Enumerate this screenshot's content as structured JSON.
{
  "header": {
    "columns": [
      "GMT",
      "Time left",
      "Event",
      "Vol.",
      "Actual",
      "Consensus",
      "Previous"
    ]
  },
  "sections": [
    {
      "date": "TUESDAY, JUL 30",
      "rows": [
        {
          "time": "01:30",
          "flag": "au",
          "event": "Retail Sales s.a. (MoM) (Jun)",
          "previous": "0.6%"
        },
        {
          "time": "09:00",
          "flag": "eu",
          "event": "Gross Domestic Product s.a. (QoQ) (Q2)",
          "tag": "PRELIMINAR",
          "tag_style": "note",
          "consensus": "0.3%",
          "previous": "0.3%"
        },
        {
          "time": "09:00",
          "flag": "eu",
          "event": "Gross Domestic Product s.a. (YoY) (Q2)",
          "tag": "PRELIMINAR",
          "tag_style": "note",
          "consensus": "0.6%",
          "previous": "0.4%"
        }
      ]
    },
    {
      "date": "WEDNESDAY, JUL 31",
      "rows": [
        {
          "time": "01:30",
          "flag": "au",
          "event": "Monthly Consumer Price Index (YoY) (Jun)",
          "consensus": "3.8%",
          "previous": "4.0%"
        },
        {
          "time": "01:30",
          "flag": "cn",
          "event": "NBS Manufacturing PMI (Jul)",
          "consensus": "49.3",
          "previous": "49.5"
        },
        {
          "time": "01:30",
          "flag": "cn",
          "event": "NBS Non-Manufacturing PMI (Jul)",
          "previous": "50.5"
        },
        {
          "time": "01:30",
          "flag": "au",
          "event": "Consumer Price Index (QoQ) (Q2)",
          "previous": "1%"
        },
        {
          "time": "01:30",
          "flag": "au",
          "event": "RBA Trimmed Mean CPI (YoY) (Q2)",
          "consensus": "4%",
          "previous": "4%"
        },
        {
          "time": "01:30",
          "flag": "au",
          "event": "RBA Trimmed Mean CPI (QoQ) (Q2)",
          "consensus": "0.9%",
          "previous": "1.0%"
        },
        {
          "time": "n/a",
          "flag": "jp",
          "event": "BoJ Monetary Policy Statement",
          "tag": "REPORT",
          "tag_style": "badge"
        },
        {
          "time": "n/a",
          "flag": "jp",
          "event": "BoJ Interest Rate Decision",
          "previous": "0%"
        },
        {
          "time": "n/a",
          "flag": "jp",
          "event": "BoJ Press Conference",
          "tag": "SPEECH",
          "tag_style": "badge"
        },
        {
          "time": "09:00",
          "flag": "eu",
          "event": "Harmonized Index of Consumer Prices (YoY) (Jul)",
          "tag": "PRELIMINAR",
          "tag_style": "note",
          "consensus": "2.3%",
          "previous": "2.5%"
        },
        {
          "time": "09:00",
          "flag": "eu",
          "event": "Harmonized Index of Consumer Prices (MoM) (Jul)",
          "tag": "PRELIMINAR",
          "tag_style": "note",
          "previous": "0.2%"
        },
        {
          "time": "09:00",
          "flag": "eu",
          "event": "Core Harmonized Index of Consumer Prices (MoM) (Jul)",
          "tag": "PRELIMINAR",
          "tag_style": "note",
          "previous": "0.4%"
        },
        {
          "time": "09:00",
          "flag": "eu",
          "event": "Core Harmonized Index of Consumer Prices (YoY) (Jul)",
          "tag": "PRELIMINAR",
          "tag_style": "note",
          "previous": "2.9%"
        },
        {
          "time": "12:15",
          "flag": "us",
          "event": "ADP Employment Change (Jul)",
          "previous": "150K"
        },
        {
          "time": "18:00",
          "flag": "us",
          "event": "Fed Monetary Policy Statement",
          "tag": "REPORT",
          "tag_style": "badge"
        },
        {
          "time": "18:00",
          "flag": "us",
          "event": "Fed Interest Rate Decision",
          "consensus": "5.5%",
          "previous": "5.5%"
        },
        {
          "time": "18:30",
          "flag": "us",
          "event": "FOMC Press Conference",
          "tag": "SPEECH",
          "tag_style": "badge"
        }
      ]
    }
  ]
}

AIM OF THE TASK:
All of the entries should be written out again exactly.

EXERCISE RESPONSE:
Enumerate this screenshot's content as structured JSON.
{
  "header": {
    "columns": [
      "GMT",
      "Time left",
      "Event",
      "Vol.",
      "Actual",
      "Consensus",
      "Previous"
    ]
  },
  "sections": [
    {
      "date": "TUESDAY, JUL 30",
      "rows": [
        {
          "time": "01:30",
          "flag": "au",
          "event": "Retail Sales s.a. (MoM) (Jun)",
          "previous": "0.6%"
        },
        {
          "time": "09:00",
          "flag": "eu",
          "event": "Gross Domestic Product s.a. (QoQ) (Q2)",
          "tag": "PRELIMINAR",
          "tag_style": "note",
          "consensus": "0.3%",
          "previous": "0.3%"
        },
        {
          "time": "09:00",
          "flag": "eu",
          "event": "Gross Domestic Product s.a. (YoY) (Q2)",
          "tag": "PRELIMINAR",
          "tag_style": "note",
          "consensus": "0.6%",
          "previous": "0.4%"
        }
      ]
    },
    {
      "date": "WEDNESDAY, JUL 31",
      "rows": [
        {
          "time": "01:30",
          "flag": "au",
          "event": "Monthly Consumer Price Index (YoY) (Jun)",
          "consensus": "3.8%",
          "previous": "4.0%"
        },
        {
          "time": "01:30",
          "flag": "cn",
          "event": "NBS Manufacturing PMI (Jul)",
          "consensus": "49.3",
          "previous": "49.5"
        },
        {
          "time": "01:30",
          "flag": "cn",
          "event": "NBS Non-Manufacturing PMI (Jul)",
          "previous": "50.5"
        },
        {
          "time": "01:30",
          "flag": "au",
          "event": "Consumer Price Index (QoQ) (Q2)",
          "previous": "1%"
        },
        {
          "time": "01:30",
          "flag": "au",
          "event": "RBA Trimmed Mean CPI (YoY) (Q2)",
          "consensus": "4%",
          "previous": "4%"
        },
        {
          "time": "01:30",
          "flag": "au",
          "event": "RBA Trimmed Mean CPI (QoQ) (Q2)",
          "consensus": "0.9%",
          "previous": "1.0%"
        },
        {
          "time": "n/a",
          "flag": "jp",
          "event": "BoJ Monetary Policy Statement",
          "tag": "REPORT",
          "tag_style": "badge"
        },
        {
          "time": "n/a",
          "flag": "jp",
          "event": "BoJ Interest Rate Decision",
          "previous": "0%"
        },
        {
          "time": "n/a",
          "flag": "jp",
          "event": "BoJ Press Conference",
          "tag": "SPEECH",
          "tag_style": "badge"
        },
        {
          "time": "09:00",
          "flag": "eu",
          "event": "Harmonized Index of Consumer Prices (YoY) (Jul)",
          "tag": "PRELIMINAR",
          "tag_style": "note",
          "consensus": "2.3%",
          "previous": "2.5%"
        },
        {
          "time": "09:00",
          "flag": "eu",
          "event": "Harmonized Index of Consumer Prices (MoM) (Jul)",
          "tag": "PRELIMINAR",
          "tag_style": "note",
          "previous": "0.2%"
        },
        {
          "time": "09:00",
          "flag": "eu",
          "event": "Core Harmonized Index of Consumer Prices (MoM) (Jul)",
          "tag": "PRELIMINAR",
          "tag_style": "note",
          "previous": "0.4%"
        },
        {
          "time": "09:00",
          "flag": "eu",
          "event": "Core Harmonized Index of Consumer Prices (YoY) (Jul)",
          "tag": "PRELIMINAR",
          "tag_style": "note",
          "previous": "2.9%"
        },
        {
          "time": "12:15",
          "flag": "us",
          "event": "ADP Employment Change (Jul)",
          "previous": "150K"
        },
        {
          "time": "18:00",
          "flag": "us",
          "event": "Fed Monetary Policy Statement",
          "tag": "REPORT",
          "tag_style": "badge"
        },
        {
          "time": "18:00",
          "flag": "us",
          "event": "Fed Interest Rate Decision",
          "consensus": "5.5%",
          "previous": "5.5%"
        },
        {
          "time": "18:30",
          "flag": "us",
          "event": "FOMC Press Conference",
          "tag": "SPEECH",
          "tag_style": "badge"
        }
      ]
    }
  ]
}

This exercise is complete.